>> start

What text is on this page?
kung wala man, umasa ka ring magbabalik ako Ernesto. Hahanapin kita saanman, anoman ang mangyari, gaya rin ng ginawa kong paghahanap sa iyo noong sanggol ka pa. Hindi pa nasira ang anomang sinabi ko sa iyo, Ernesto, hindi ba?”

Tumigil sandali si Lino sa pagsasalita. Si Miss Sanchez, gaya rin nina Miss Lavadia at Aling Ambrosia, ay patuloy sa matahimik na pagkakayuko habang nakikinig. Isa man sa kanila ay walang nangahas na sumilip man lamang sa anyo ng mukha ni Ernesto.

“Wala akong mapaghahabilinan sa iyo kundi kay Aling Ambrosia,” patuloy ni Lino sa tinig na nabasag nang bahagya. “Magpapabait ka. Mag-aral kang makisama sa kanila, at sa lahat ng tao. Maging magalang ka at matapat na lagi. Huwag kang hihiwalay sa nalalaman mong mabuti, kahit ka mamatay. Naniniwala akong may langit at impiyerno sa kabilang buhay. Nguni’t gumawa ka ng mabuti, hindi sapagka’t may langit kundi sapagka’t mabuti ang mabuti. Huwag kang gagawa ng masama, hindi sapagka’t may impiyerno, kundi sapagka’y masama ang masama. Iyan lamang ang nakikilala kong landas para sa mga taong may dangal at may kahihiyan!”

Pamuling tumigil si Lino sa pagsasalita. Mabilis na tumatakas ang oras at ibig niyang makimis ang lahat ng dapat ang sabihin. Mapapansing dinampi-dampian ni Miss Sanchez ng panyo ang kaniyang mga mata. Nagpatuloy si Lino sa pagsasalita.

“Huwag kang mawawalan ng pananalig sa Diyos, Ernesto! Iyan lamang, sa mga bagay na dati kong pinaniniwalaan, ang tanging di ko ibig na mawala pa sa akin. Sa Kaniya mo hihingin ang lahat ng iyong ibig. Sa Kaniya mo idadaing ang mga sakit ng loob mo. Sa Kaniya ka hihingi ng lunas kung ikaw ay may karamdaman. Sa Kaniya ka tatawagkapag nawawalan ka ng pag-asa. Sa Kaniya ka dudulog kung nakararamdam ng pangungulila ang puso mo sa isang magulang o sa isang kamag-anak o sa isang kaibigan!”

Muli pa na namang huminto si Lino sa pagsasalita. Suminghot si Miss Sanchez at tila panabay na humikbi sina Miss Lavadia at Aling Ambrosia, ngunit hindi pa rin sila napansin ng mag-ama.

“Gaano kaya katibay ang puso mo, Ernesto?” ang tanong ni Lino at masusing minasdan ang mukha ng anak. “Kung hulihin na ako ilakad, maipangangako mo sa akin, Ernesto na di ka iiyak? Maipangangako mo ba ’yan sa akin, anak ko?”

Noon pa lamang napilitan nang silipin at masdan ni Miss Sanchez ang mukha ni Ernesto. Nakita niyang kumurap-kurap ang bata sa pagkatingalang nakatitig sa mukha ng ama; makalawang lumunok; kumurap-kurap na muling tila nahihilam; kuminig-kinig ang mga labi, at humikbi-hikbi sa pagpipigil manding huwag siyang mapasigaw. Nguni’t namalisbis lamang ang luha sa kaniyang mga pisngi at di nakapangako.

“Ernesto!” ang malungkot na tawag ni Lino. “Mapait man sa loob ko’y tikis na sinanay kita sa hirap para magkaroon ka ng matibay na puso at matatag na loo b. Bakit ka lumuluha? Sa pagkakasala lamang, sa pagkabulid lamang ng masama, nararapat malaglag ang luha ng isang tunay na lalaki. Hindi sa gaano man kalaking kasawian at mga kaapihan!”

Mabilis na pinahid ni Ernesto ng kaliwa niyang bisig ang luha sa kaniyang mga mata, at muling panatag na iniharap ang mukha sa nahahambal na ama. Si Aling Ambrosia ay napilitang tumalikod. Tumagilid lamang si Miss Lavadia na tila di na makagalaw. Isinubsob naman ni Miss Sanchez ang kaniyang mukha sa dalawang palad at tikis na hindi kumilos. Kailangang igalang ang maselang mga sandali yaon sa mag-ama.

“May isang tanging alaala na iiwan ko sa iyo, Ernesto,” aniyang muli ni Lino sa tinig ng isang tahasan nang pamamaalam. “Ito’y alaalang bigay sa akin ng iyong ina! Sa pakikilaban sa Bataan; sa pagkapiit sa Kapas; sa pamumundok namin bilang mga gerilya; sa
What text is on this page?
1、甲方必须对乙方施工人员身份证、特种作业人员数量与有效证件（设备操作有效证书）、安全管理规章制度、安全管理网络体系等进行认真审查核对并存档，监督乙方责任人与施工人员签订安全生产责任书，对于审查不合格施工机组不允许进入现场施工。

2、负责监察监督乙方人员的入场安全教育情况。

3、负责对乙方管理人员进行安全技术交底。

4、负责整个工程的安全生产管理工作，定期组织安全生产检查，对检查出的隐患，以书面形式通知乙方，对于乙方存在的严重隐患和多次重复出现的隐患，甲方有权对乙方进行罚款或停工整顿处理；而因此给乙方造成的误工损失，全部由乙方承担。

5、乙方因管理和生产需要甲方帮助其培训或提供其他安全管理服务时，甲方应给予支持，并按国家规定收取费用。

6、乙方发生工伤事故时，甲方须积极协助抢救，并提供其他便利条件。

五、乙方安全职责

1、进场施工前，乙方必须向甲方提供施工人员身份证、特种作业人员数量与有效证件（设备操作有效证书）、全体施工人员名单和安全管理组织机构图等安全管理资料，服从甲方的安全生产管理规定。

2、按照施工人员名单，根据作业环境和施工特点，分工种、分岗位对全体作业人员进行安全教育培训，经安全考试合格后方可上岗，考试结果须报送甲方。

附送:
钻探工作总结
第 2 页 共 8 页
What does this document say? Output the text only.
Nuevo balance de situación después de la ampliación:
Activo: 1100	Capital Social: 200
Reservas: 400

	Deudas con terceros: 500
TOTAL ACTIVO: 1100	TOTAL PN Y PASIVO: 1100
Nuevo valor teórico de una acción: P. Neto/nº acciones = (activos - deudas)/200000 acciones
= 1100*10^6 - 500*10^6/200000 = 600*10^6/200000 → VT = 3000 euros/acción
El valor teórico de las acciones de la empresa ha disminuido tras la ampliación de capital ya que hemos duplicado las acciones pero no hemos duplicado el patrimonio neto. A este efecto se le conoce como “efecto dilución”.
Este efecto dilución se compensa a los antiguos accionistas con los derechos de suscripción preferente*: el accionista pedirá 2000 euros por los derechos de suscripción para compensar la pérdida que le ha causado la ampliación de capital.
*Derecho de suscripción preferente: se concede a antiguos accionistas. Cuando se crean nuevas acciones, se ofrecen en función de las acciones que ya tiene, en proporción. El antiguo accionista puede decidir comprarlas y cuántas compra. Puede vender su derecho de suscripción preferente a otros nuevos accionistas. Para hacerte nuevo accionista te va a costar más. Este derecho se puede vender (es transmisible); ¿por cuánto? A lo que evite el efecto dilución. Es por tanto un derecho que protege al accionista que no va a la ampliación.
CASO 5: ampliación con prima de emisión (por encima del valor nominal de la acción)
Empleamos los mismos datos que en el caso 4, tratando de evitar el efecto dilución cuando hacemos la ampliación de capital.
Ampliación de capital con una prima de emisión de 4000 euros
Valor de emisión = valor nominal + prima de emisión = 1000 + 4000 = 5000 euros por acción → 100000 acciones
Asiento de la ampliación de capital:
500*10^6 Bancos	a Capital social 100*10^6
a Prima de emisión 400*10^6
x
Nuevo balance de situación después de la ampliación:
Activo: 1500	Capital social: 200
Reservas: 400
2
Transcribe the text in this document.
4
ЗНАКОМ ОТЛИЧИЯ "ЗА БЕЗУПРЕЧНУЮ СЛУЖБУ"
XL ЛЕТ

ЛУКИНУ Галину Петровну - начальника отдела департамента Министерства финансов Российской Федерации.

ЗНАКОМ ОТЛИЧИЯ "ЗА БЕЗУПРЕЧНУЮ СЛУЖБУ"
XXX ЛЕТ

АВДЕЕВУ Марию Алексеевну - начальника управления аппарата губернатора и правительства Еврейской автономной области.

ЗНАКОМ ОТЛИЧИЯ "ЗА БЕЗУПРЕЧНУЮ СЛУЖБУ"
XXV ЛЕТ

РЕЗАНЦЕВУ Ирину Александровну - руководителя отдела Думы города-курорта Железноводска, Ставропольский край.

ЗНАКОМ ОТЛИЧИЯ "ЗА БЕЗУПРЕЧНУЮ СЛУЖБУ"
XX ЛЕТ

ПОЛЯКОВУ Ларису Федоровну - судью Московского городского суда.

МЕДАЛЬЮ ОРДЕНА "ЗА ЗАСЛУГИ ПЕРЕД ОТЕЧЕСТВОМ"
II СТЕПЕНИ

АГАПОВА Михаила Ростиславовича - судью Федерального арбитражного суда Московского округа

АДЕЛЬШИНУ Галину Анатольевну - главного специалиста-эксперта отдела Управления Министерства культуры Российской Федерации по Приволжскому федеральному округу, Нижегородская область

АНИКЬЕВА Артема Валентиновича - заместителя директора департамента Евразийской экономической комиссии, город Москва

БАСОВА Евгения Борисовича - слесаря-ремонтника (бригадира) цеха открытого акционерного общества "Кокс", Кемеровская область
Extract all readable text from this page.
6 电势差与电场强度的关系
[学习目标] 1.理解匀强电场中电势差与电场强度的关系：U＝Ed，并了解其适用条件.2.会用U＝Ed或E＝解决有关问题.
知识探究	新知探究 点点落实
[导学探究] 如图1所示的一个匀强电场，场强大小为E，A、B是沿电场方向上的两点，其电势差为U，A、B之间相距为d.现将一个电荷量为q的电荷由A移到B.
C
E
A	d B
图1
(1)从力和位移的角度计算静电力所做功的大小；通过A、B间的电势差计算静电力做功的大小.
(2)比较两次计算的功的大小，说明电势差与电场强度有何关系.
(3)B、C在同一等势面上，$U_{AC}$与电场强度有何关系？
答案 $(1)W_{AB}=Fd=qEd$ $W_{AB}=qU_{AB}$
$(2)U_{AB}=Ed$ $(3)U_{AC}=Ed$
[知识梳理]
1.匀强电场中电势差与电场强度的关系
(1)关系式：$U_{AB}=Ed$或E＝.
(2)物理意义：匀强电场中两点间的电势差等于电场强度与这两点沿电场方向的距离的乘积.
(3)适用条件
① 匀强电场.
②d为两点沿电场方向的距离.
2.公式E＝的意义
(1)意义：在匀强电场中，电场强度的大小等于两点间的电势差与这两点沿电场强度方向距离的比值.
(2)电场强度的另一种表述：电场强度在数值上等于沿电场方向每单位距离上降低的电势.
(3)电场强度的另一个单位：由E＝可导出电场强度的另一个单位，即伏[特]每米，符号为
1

>> end

§ Objective
Repeat the line containing "Extract all readable text from this page." and all subsequent lines through the final line of the data, exactly and with no others.

§ Output of the task
Extract all readable text from this page.
6 电势差与电场强度的关系
[学习目标] 1.理解匀强电场中电势差与电场强度的关系：U＝Ed，并了解其适用条件.2.会用U＝Ed或E＝解决有关问题.
知识探究	新知探究 点点落实
[导学探究] 如图1所示的一个匀强电场，场强大小为E，A、B是沿电场方向上的两点，其电势差为U，A、B之间相距为d.现将一个电荷量为q的电荷由A移到B.
C
E
A	d B
图1
(1)从力和位移的角度计算静电力所做功的大小；通过A、B间的电势差计算静电力做功的大小.
(2)比较两次计算的功的大小，说明电势差与电场强度有何关系.
(3)B、C在同一等势面上，$U_{AC}$与电场强度有何关系？
答案 $(1)W_{AB}=Fd=qEd$ $W_{AB}=qU_{AB}$
$(2)U_{AB}=Ed$ $(3)U_{AC}=Ed$
[知识梳理]
1.匀强电场中电势差与电场强度的关系
(1)关系式：$U_{AB}=Ed$或E＝.
(2)物理意义：匀强电场中两点间的电势差等于电场强度与这两点沿电场方向的距离的乘积.
(3)适用条件
① 匀强电场.
②d为两点沿电场方向的距离.
2.公式E＝的意义
(1)意义：在匀强电场中，电场强度的大小等于两点间的电势差与这两点沿电场强度方向距离的比值.
(2)电场强度的另一种表述：电场强度在数值上等于沿电场方向每单位距离上降低的电势.
(3)电场强度的另一个单位：由E＝可导出电场强度的另一个单位，即伏[特]每米，符号为
1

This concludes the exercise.